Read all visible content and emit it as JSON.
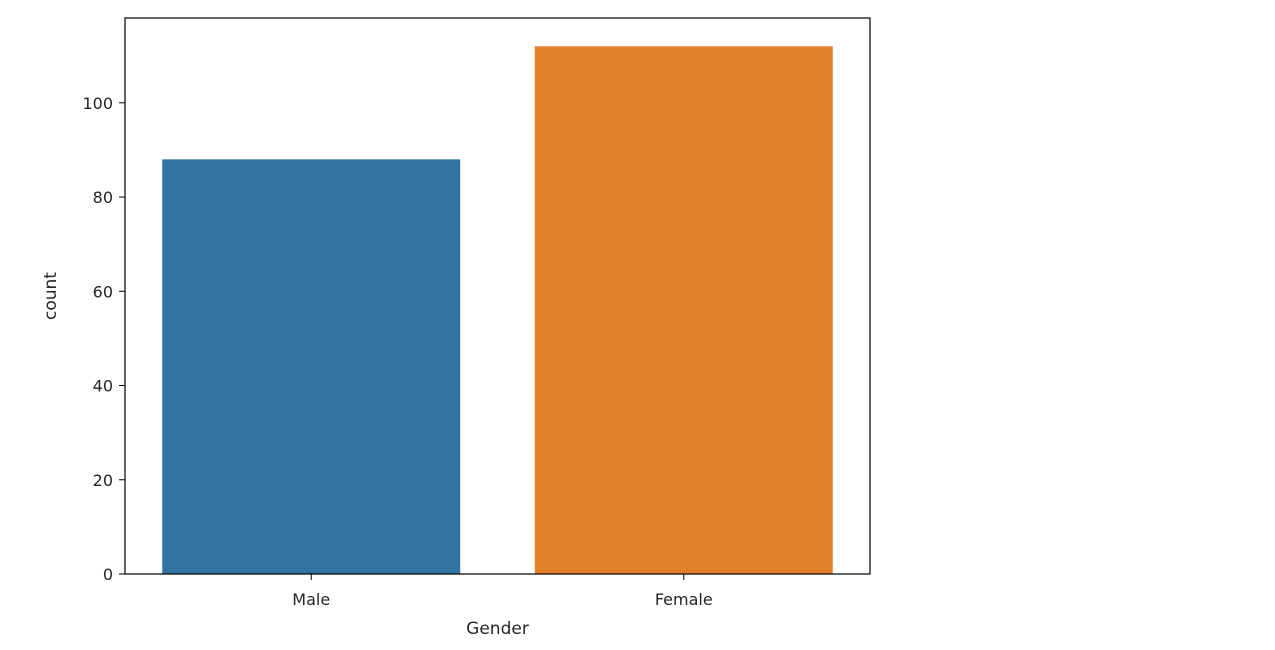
{
  "chart_data": {
    "type": "bar",
    "title": "",
    "xlabel": "Gender",
    "ylabel": "count",
    "categories": [
      "Male",
      "Female"
    ],
    "values": [
      88,
      112
    ],
    "ylim": [
      0,
      118
    ],
    "yticks": [
      0,
      20,
      40,
      60,
      80,
      100
    ],
    "colors": [
      "#3274a1",
      "#e1812c"
    ],
    "grid": false,
    "legend": "none"
  }
}
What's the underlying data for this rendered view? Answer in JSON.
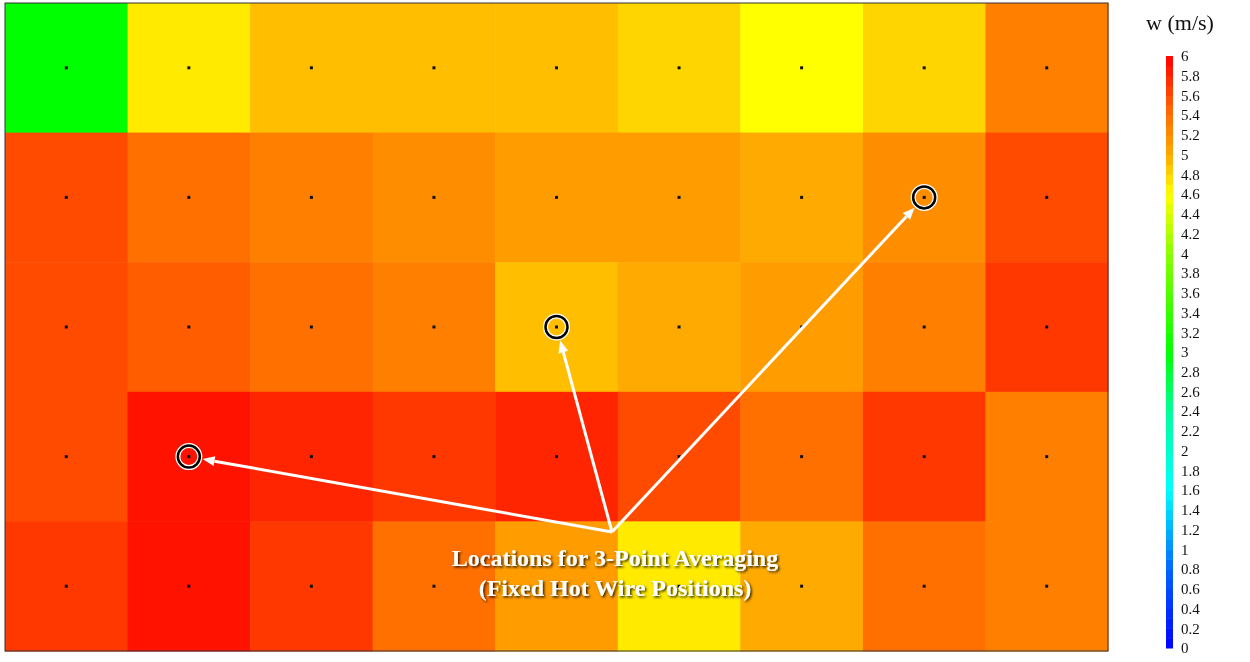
{
  "chart_data": {
    "type": "heatmap",
    "clabel": "w (m/s)",
    "categories": [
      null,
      null,
      null,
      null,
      null,
      null,
      null,
      null,
      null
    ],
    "y_categories": [
      null,
      null,
      null,
      null,
      null
    ],
    "cells": [
      [
        3.0,
        4.7,
        4.9,
        4.9,
        4.9,
        4.8,
        4.6,
        4.8,
        5.3
      ],
      [
        5.6,
        5.4,
        5.3,
        5.2,
        5.1,
        5.1,
        5.0,
        5.2,
        5.6
      ],
      [
        5.6,
        5.5,
        5.4,
        5.3,
        4.9,
        5.0,
        5.1,
        5.3,
        5.7
      ],
      [
        5.6,
        5.9,
        5.8,
        5.7,
        5.8,
        5.6,
        5.4,
        5.7,
        5.3
      ],
      [
        5.7,
        5.9,
        5.7,
        5.4,
        5.1,
        4.7,
        5.0,
        5.4,
        5.3
      ]
    ],
    "clim": [
      0,
      6
    ],
    "cticks": [
      0,
      0.2,
      0.4,
      0.6,
      0.8,
      1,
      1.2,
      1.4,
      1.6,
      1.8,
      2,
      2.2,
      2.4,
      2.6,
      2.8,
      3,
      3.2,
      3.4,
      3.6,
      3.8,
      4,
      4.2,
      4.4,
      4.6,
      4.8,
      5,
      5.2,
      5.4,
      5.6,
      5.8,
      6
    ],
    "annotations": [
      "Locations for 3-Point Averaging",
      "(Fixed Hot Wire Positions)"
    ]
  }
}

§ **SET PROBLEM**:
Give every line above again exactly, with no pictures.

§ **EXERCISE RESULT**:
Read all visible content and emit it as JSON.
{
  "chart_data": {
    "type": "bar",
    "title": "",
    "xlabel": "Gender",
    "ylabel": "count",
    "categories": [
      "Male",
      "Female"
    ],
    "values": [
      88,
      112
    ],
    "ylim": [
      0,
      118
    ],
    "yticks": [
      0,
      20,
      40,
      60,
      80,
      100
    ],
    "colors": [
      "#3274a1",
      "#e1812c"
    ],
    "grid": false,
    "legend": "none"
  }
}
What's the underlying data for this rendered view? Answer in JSON.
{
  "chart_data": {
    "type": "heatmap",
    "clabel": "w (m/s)",
    "categories": [
      null,
      null,
      null,
      null,
      null,
      null,
      null,
      null,
      null
    ],
    "y_categories": [
      null,
      null,
      null,
      null,
      null
    ],
    "cells": [
      [
        3.0,
        4.7,
        4.9,
        4.9,
        4.9,
        4.8,
        4.6,
        4.8,
        5.3
      ],
      [
        5.6,
        5.4,
        5.3,
        5.2,
        5.1,
        5.1,
        5.0,
        5.2,
        5.6
      ],
      [
        5.6,
        5.5,
        5.4,
        5.3,
        4.9,
        5.0,
        5.1,
        5.3,
        5.7
      ],
      [
        5.6,
        5.9,
        5.8,
        5.7,
        5.8,
        5.6,
        5.4,
        5.7,
        5.3
      ],
      [
        5.7,
        5.9,
        5.7,
        5.4,
        5.1,
        4.7,
        5.0,
        5.4,
        5.3
      ]
    ],
    "clim": [
      0,
      6
    ],
    "cticks": [
      0,
      0.2,
      0.4,
      0.6,
      0.8,
      1,
      1.2,
      1.4,
      1.6,
      1.8,
      2,
      2.2,
      2.4,
      2.6,
      2.8,
      3,
      3.2,
      3.4,
      3.6,
      3.8,
      4,
      4.2,
      4.4,
      4.6,
      4.8,
      5,
      5.2,
      5.4,
      5.6,
      5.8,
      6
    ],
    "annotations": [
      "Locations for 3-Point Averaging",
      "(Fixed Hot Wire Positions)"
    ]
  }
}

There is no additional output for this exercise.